** EXERCISE OBJECTIVE **
Write out the material exactly. Do not include the pictures.

Figure dataset records

-------------------------

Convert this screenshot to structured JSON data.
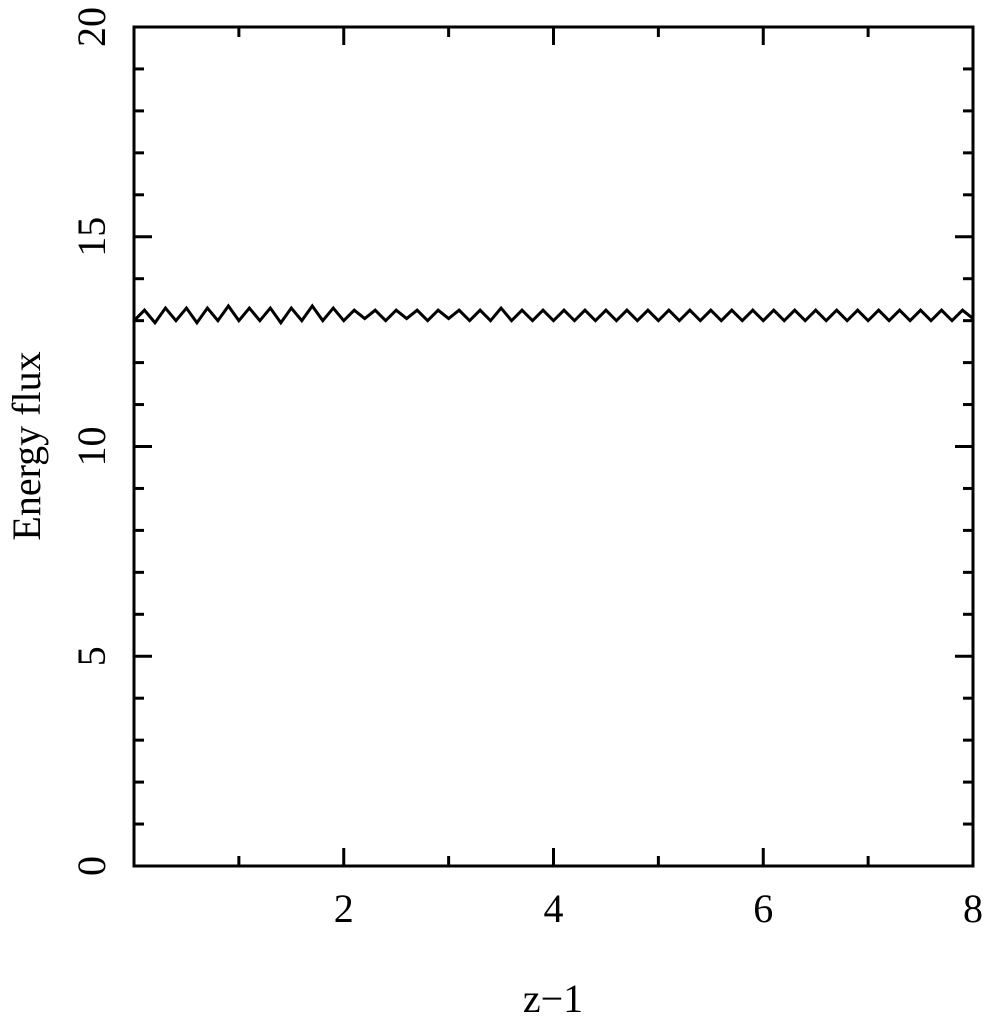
{
  "chart_data": {
    "type": "line",
    "xlabel": "z−1",
    "ylabel": "Energy flux",
    "color": "#000000",
    "xlim": [
      0,
      8
    ],
    "ylim": [
      0,
      20
    ],
    "xticks": [
      2,
      4,
      6,
      8
    ],
    "xminorticks": [
      1,
      3,
      5,
      7
    ],
    "yticks": [
      0,
      5,
      10,
      15,
      20
    ],
    "yminorticks": [
      1,
      2,
      3,
      4,
      6,
      7,
      8,
      9,
      11,
      12,
      13,
      14,
      16,
      17,
      18,
      19
    ],
    "x": [
      0,
      0.1,
      0.2,
      0.3,
      0.4,
      0.5,
      0.6,
      0.7,
      0.8,
      0.9,
      1,
      1.1,
      1.2,
      1.3,
      1.4,
      1.5,
      1.6,
      1.7,
      1.8,
      1.9,
      2,
      2.1,
      2.2,
      2.3,
      2.4,
      2.5,
      2.6,
      2.7,
      2.8,
      2.9,
      3,
      3.1,
      3.2,
      3.3,
      3.4,
      3.5,
      3.6,
      3.7,
      3.8,
      3.9,
      4,
      4.1,
      4.2,
      4.3,
      4.4,
      4.5,
      4.6,
      4.7,
      4.8,
      4.9,
      5,
      5.1,
      5.2,
      5.3,
      5.4,
      5.5,
      5.6,
      5.7,
      5.8,
      5.9,
      6,
      6.1,
      6.2,
      6.3,
      6.4,
      6.5,
      6.6,
      6.7,
      6.8,
      6.9,
      7,
      7.1,
      7.2,
      7.3,
      7.4,
      7.5,
      7.6,
      7.7,
      7.8,
      7.9,
      8
    ],
    "values": [
      13.0,
      13.25,
      12.95,
      13.3,
      13.0,
      13.3,
      12.95,
      13.3,
      13.0,
      13.35,
      13.0,
      13.3,
      13.0,
      13.3,
      12.95,
      13.3,
      13.0,
      13.35,
      13.0,
      13.3,
      13.0,
      13.25,
      13.05,
      13.25,
      13.0,
      13.25,
      13.05,
      13.25,
      13.0,
      13.25,
      13.05,
      13.25,
      13.0,
      13.25,
      13.0,
      13.3,
      13.0,
      13.25,
      13.0,
      13.25,
      13.0,
      13.25,
      13.0,
      13.25,
      13.0,
      13.25,
      13.0,
      13.25,
      13.0,
      13.25,
      13.0,
      13.25,
      13.0,
      13.25,
      13.0,
      13.25,
      13.0,
      13.25,
      13.0,
      13.25,
      13.0,
      13.25,
      13.0,
      13.25,
      13.0,
      13.25,
      13.0,
      13.25,
      13.0,
      13.25,
      13.0,
      13.25,
      13.0,
      13.25,
      13.0,
      13.25,
      13.0,
      13.25,
      13.0,
      13.25,
      13.05
    ]
  }
}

-------------------------

** SOLVED PROBLEM **
Convert this screenshot to structured JSON data.
{
  "chart_data": {
    "type": "line",
    "xlabel": "z−1",
    "ylabel": "Energy flux",
    "color": "#000000",
    "xlim": [
      0,
      8
    ],
    "ylim": [
      0,
      20
    ],
    "xticks": [
      2,
      4,
      6,
      8
    ],
    "xminorticks": [
      1,
      3,
      5,
      7
    ],
    "yticks": [
      0,
      5,
      10,
      15,
      20
    ],
    "yminorticks": [
      1,
      2,
      3,
      4,
      6,
      7,
      8,
      9,
      11,
      12,
      13,
      14,
      16,
      17,
      18,
      19
    ],
    "x": [
      0,
      0.1,
      0.2,
      0.3,
      0.4,
      0.5,
      0.6,
      0.7,
      0.8,
      0.9,
      1,
      1.1,
      1.2,
      1.3,
      1.4,
      1.5,
      1.6,
      1.7,
      1.8,
      1.9,
      2,
      2.1,
      2.2,
      2.3,
      2.4,
      2.5,
      2.6,
      2.7,
      2.8,
      2.9,
      3,
      3.1,
      3.2,
      3.3,
      3.4,
      3.5,
      3.6,
      3.7,
      3.8,
      3.9,
      4,
      4.1,
      4.2,
      4.3,
      4.4,
      4.5,
      4.6,
      4.7,
      4.8,
      4.9,
      5,
      5.1,
      5.2,
      5.3,
      5.4,
      5.5,
      5.6,
      5.7,
      5.8,
      5.9,
      6,
      6.1,
      6.2,
      6.3,
      6.4,
      6.5,
      6.6,
      6.7,
      6.8,
      6.9,
      7,
      7.1,
      7.2,
      7.3,
      7.4,
      7.5,
      7.6,
      7.7,
      7.8,
      7.9,
      8
    ],
    "values": [
      13.0,
      13.25,
      12.95,
      13.3,
      13.0,
      13.3,
      12.95,
      13.3,
      13.0,
      13.35,
      13.0,
      13.3,
      13.0,
      13.3,
      12.95,
      13.3,
      13.0,
      13.35,
      13.0,
      13.3,
      13.0,
      13.25,
      13.05,
      13.25,
      13.0,
      13.25,
      13.05,
      13.25,
      13.0,
      13.25,
      13.05,
      13.25,
      13.0,
      13.25,
      13.0,
      13.3,
      13.0,
      13.25,
      13.0,
      13.25,
      13.0,
      13.25,
      13.0,
      13.25,
      13.0,
      13.25,
      13.0,
      13.25,
      13.0,
      13.25,
      13.0,
      13.25,
      13.0,
      13.25,
      13.0,
      13.25,
      13.0,
      13.25,
      13.0,
      13.25,
      13.0,
      13.25,
      13.0,
      13.25,
      13.0,
      13.25,
      13.0,
      13.25,
      13.0,
      13.25,
      13.0,
      13.25,
      13.0,
      13.25,
      13.0,
      13.25,
      13.0,
      13.25,
      13.0,
      13.25,
      13.05
    ]
  }
}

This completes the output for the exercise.